> EXERCISE PROMPT:
Do not carry the pictures over; copy every other part of the entries exactly.
┄┄┄┄┄┄
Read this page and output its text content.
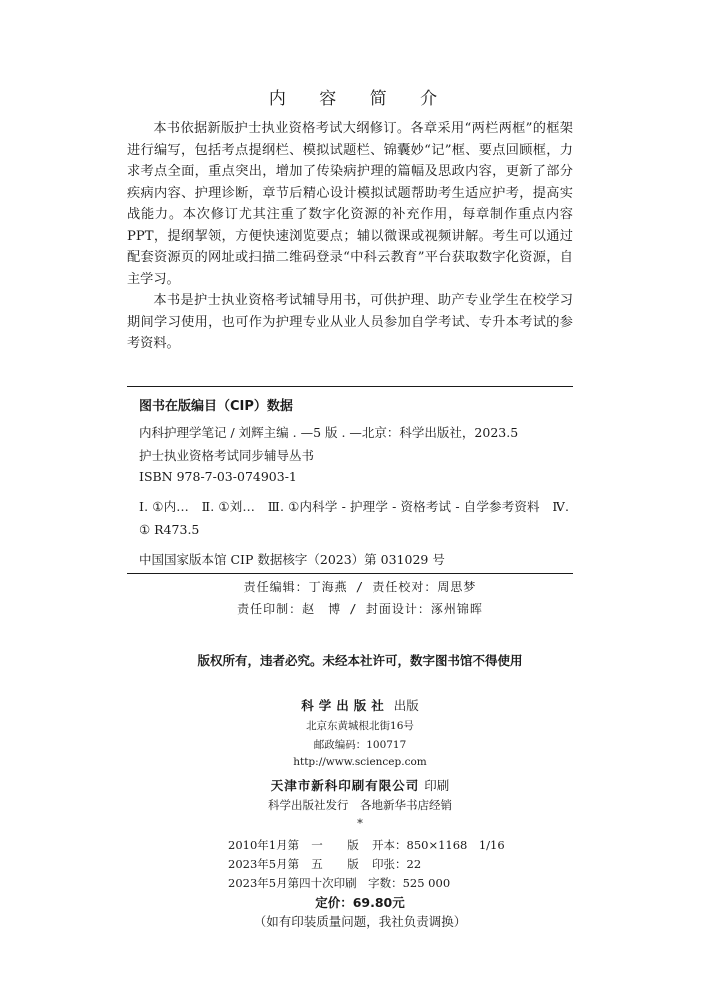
内 容 简 介

本书依据新版护士执业资格考试大纲修订。各章采用“两栏两框”的框架进行编写，包括考点提纲栏、模拟试题栏、锦囊妙“记”框、要点回顾框，力求考点全面，重点突出，增加了传染病护理的篇幅及思政内容，更新了部分疾病内容、护理诊断，章节后精心设计模拟试题帮助考生适应护考，提高实战能力。本次修订尤其注重了数字化资源的补充作用，每章制作重点内容PPT，提纲挈领，方便快速浏览要点；辅以微课或视频讲解。考生可以通过配套资源页的网址或扫描二维码登录“中科云教育”平台获取数字化资源，自主学习。

本书是护士执业资格考试辅导用书，可供护理、助产专业学生在校学习期间学习使用，也可作为护理专业从业人员参加自学考试、专升本考试的参考资料。

图书在版编目（CIP）数据
内科护理学笔记 / 刘辉主编 . —5 版 . —北京：科学出版社，2023.5
护士执业资格考试同步辅导丛书
ISBN 978-7-03-074903-1
Ⅰ. ①内…　Ⅱ. ①刘…　Ⅲ. ①内科学 - 护理学 - 资格考试 - 自学参考资料　Ⅳ. ① R473.5
中国国家版本馆 CIP 数据核字（2023）第 031029 号
责任编辑：丁海燕 / 责任校对：周思梦
责任印制：赵　博 / 封面设计：涿州锦晖
版权所有，违者必究。未经本社许可，数字图书馆不得使用
科学出版社 出版
北京东黄城根北街16号
邮政编码：100717
http://www.sciencep.com
天津市新科印刷有限公司 印刷
科学出版社发行　各地新华书店经销
*
2010年1月第 一 版 开本：850×1168　1/16
2023年5月第 五 版 印张：22
2023年5月第四十次印刷　字数：525 000
定价：69.80元
（如有印装质量问题，我社负责调换）
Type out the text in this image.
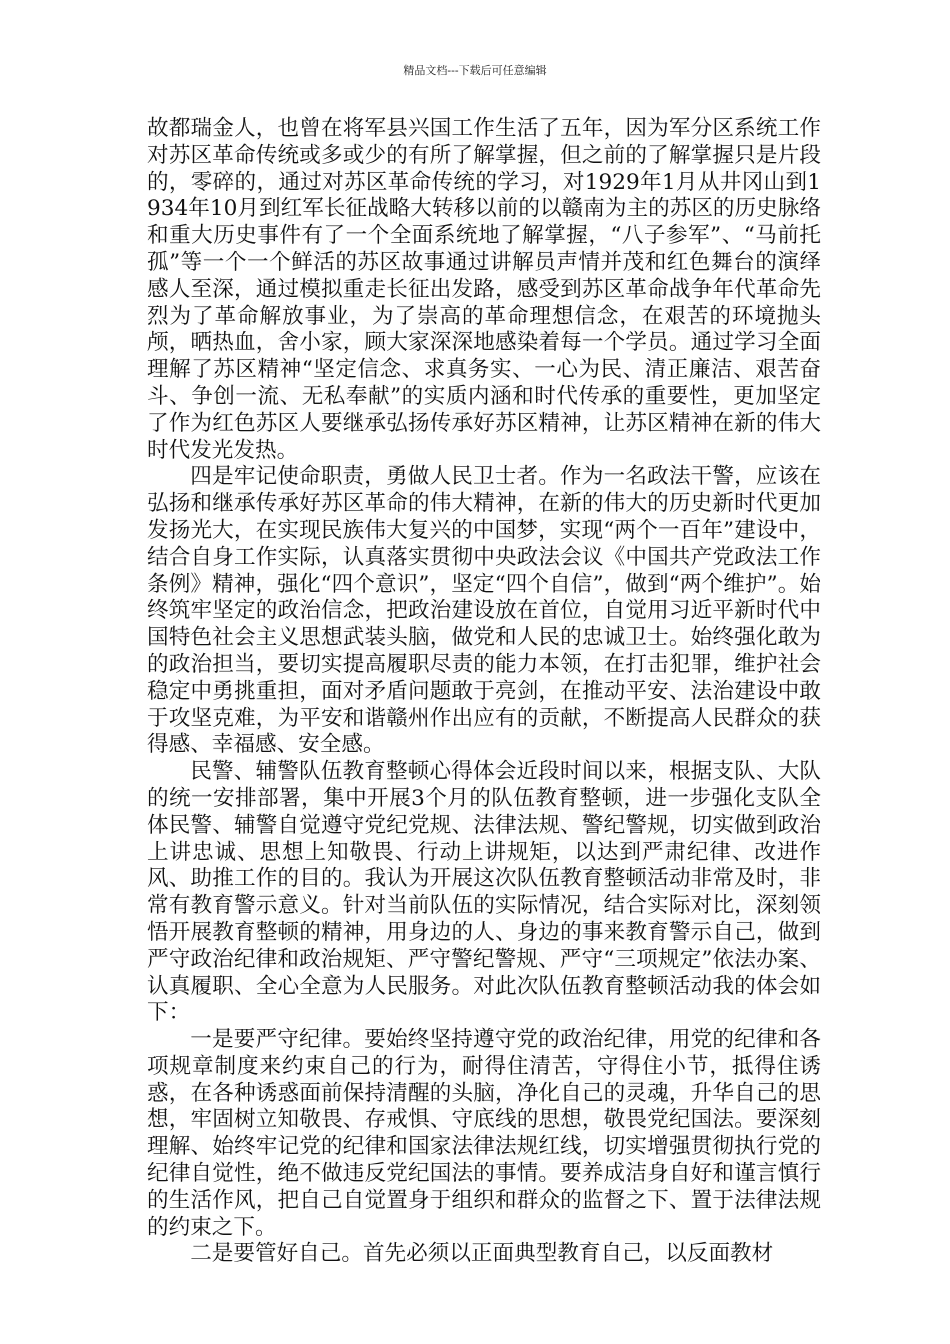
精品文档---下载后可任意编辑

故都瑞金人，也曾在将军县兴国工作生活了五年，因为军分区系统工作对苏区革命传统或多或少的有所了解掌握，但之前的了解掌握只是片段的，零碎的，通过对苏区革命传统的学习，对1929年1月从井冈山到1934年10月到红军长征战略大转移以前的以赣南为主的苏区的历史脉络和重大历史事件有了一个全面系统地了解掌握，“八子参军”、“马前托孤”等一个一个鲜活的苏区故事通过讲解员声情并茂和红色舞台的演绎感人至深，通过模拟重走长征出发路，感受到苏区革命战争年代革命先烈为了革命解放事业，为了崇高的革命理想信念，在艰苦的环境抛头颅，晒热血，舍小家，顾大家深深地感染着每一个学员。通过学习全面理解了苏区精神“坚定信念、求真务实、一心为民、清正廉洁、艰苦奋斗、争创一流、无私奉献”的实质内涵和时代传承的重要性，更加坚定了作为红色苏区人要继承弘扬传承好苏区精神，让苏区精神在新的伟大时代发光发热。

四是牢记使命职责，勇做人民卫士者。作为一名政法干警，应该在弘扬和继承传承好苏区革命的伟大精神，在新的伟大的历史新时代更加发扬光大，在实现民族伟大复兴的中国梦，实现“两个一百年”建设中，结合自身工作实际，认真落实贯彻中央政法会议《中国共产党政法工作条例》精神，强化“四个意识”，坚定“四个自信”，做到“两个维护”。始终筑牢坚定的政治信念，把政治建设放在首位，自觉用习近平新时代中国特色社会主义思想武装头脑，做党和人民的忠诚卫士。始终强化敢为的政治担当，要切实提高履职尽责的能力本领，在打击犯罪，维护社会稳定中勇挑重担，面对矛盾问题敢于亮剑，在推动平安、法治建设中敢于攻坚克难，为平安和谐赣州作出应有的贡献，不断提高人民群众的获得感、幸福感、安全感。

民警、辅警队伍教育整顿心得体会近段时间以来，根据支队、大队的统一安排部署，集中开展3个月的队伍教育整顿，进一步强化支队全体民警、辅警自觉遵守党纪党规、法律法规、警纪警规，切实做到政治上讲忠诚、思想上知敬畏、行动上讲规矩，以达到严肃纪律、改进作风、助推工作的目的。我认为开展这次队伍教育整顿活动非常及时，非常有教育警示意义。针对当前队伍的实际情况，结合实际对比，深刻领悟开展教育整顿的精神，用身边的人、身边的事来教育警示自己，做到严守政治纪律和政治规矩、严守警纪警规、严守“三项规定”依法办案、认真履职、全心全意为人民服务。对此次队伍教育整顿活动我的体会如下：

一是要严守纪律。要始终坚持遵守党的政治纪律，用党的纪律和各项规章制度来约束自己的行为，耐得住清苦，守得住小节，抵得住诱惑，在各种诱惑面前保持清醒的头脑，净化自己的灵魂，升华自己的思想，牢固树立知敬畏、存戒惧、守底线的思想，敬畏党纪国法。要深刻理解、始终牢记党的纪律和国家法律法规红线，切实增强贯彻执行党的纪律自觉性，绝不做违反党纪国法的事情。要养成洁身自好和谨言慎行的生活作风，把自己自觉置身于组织和群众的监督之下、置于法律法规的约束之下。

二是要管好自己。首先必须以正面典型教育自己，以反面教材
┄┄┄┄┄┄
> EXERCISE SOLUTION:
Read this page and output its text content.
内 容 简 介

本书依据新版护士执业资格考试大纲修订。各章采用“两栏两框”的框架进行编写，包括考点提纲栏、模拟试题栏、锦囊妙“记”框、要点回顾框，力求考点全面，重点突出，增加了传染病护理的篇幅及思政内容，更新了部分疾病内容、护理诊断，章节后精心设计模拟试题帮助考生适应护考，提高实战能力。本次修订尤其注重了数字化资源的补充作用，每章制作重点内容PPT，提纲挈领，方便快速浏览要点；辅以微课或视频讲解。考生可以通过配套资源页的网址或扫描二维码登录“中科云教育”平台获取数字化资源，自主学习。

本书是护士执业资格考试辅导用书，可供护理、助产专业学生在校学习期间学习使用，也可作为护理专业从业人员参加自学考试、专升本考试的参考资料。

图书在版编目（CIP）数据
内科护理学笔记 / 刘辉主编 . —5 版 . —北京：科学出版社，2023.5
护士执业资格考试同步辅导丛书
ISBN 978-7-03-074903-1
Ⅰ. ①内…　Ⅱ. ①刘…　Ⅲ. ①内科学 - 护理学 - 资格考试 - 自学参考资料　Ⅳ. ① R473.5
中国国家版本馆 CIP 数据核字（2023）第 031029 号
责任编辑：丁海燕 / 责任校对：周思梦
责任印制：赵　博 / 封面设计：涿州锦晖
版权所有，违者必究。未经本社许可，数字图书馆不得使用
科学出版社 出版
北京东黄城根北街16号
邮政编码：100717
http://www.sciencep.com
天津市新科印刷有限公司 印刷
科学出版社发行　各地新华书店经销
*
2010年1月第 一 版 开本：850×1168　1/16
2023年5月第 五 版 印张：22
2023年5月第四十次印刷　字数：525 000
定价：69.80元
（如有印装质量问题，我社负责调换）
Type out the text in this image.
精品文档---下载后可任意编辑

故都瑞金人，也曾在将军县兴国工作生活了五年，因为军分区系统工作对苏区革命传统或多或少的有所了解掌握，但之前的了解掌握只是片段的，零碎的，通过对苏区革命传统的学习，对1929年1月从井冈山到1934年10月到红军长征战略大转移以前的以赣南为主的苏区的历史脉络和重大历史事件有了一个全面系统地了解掌握，“八子参军”、“马前托孤”等一个一个鲜活的苏区故事通过讲解员声情并茂和红色舞台的演绎感人至深，通过模拟重走长征出发路，感受到苏区革命战争年代革命先烈为了革命解放事业，为了崇高的革命理想信念，在艰苦的环境抛头颅，晒热血，舍小家，顾大家深深地感染着每一个学员。通过学习全面理解了苏区精神“坚定信念、求真务实、一心为民、清正廉洁、艰苦奋斗、争创一流、无私奉献”的实质内涵和时代传承的重要性，更加坚定了作为红色苏区人要继承弘扬传承好苏区精神，让苏区精神在新的伟大时代发光发热。

四是牢记使命职责，勇做人民卫士者。作为一名政法干警，应该在弘扬和继承传承好苏区革命的伟大精神，在新的伟大的历史新时代更加发扬光大，在实现民族伟大复兴的中国梦，实现“两个一百年”建设中，结合自身工作实际，认真落实贯彻中央政法会议《中国共产党政法工作条例》精神，强化“四个意识”，坚定“四个自信”，做到“两个维护”。始终筑牢坚定的政治信念，把政治建设放在首位，自觉用习近平新时代中国特色社会主义思想武装头脑，做党和人民的忠诚卫士。始终强化敢为的政治担当，要切实提高履职尽责的能力本领，在打击犯罪，维护社会稳定中勇挑重担，面对矛盾问题敢于亮剑，在推动平安、法治建设中敢于攻坚克难，为平安和谐赣州作出应有的贡献，不断提高人民群众的获得感、幸福感、安全感。

民警、辅警队伍教育整顿心得体会近段时间以来，根据支队、大队的统一安排部署，集中开展3个月的队伍教育整顿，进一步强化支队全体民警、辅警自觉遵守党纪党规、法律法规、警纪警规，切实做到政治上讲忠诚、思想上知敬畏、行动上讲规矩，以达到严肃纪律、改进作风、助推工作的目的。我认为开展这次队伍教育整顿活动非常及时，非常有教育警示意义。针对当前队伍的实际情况，结合实际对比，深刻领悟开展教育整顿的精神，用身边的人、身边的事来教育警示自己，做到严守政治纪律和政治规矩、严守警纪警规、严守“三项规定”依法办案、认真履职、全心全意为人民服务。对此次队伍教育整顿活动我的体会如下：

一是要严守纪律。要始终坚持遵守党的政治纪律，用党的纪律和各项规章制度来约束自己的行为，耐得住清苦，守得住小节，抵得住诱惑，在各种诱惑面前保持清醒的头脑，净化自己的灵魂，升华自己的思想，牢固树立知敬畏、存戒惧、守底线的思想，敬畏党纪国法。要深刻理解、始终牢记党的纪律和国家法律法规红线，切实增强贯彻执行党的纪律自觉性，绝不做违反党纪国法的事情。要养成洁身自好和谨言慎行的生活作风，把自己自觉置身于组织和群众的监督之下、置于法律法规的约束之下。

二是要管好自己。首先必须以正面典型教育自己，以反面教材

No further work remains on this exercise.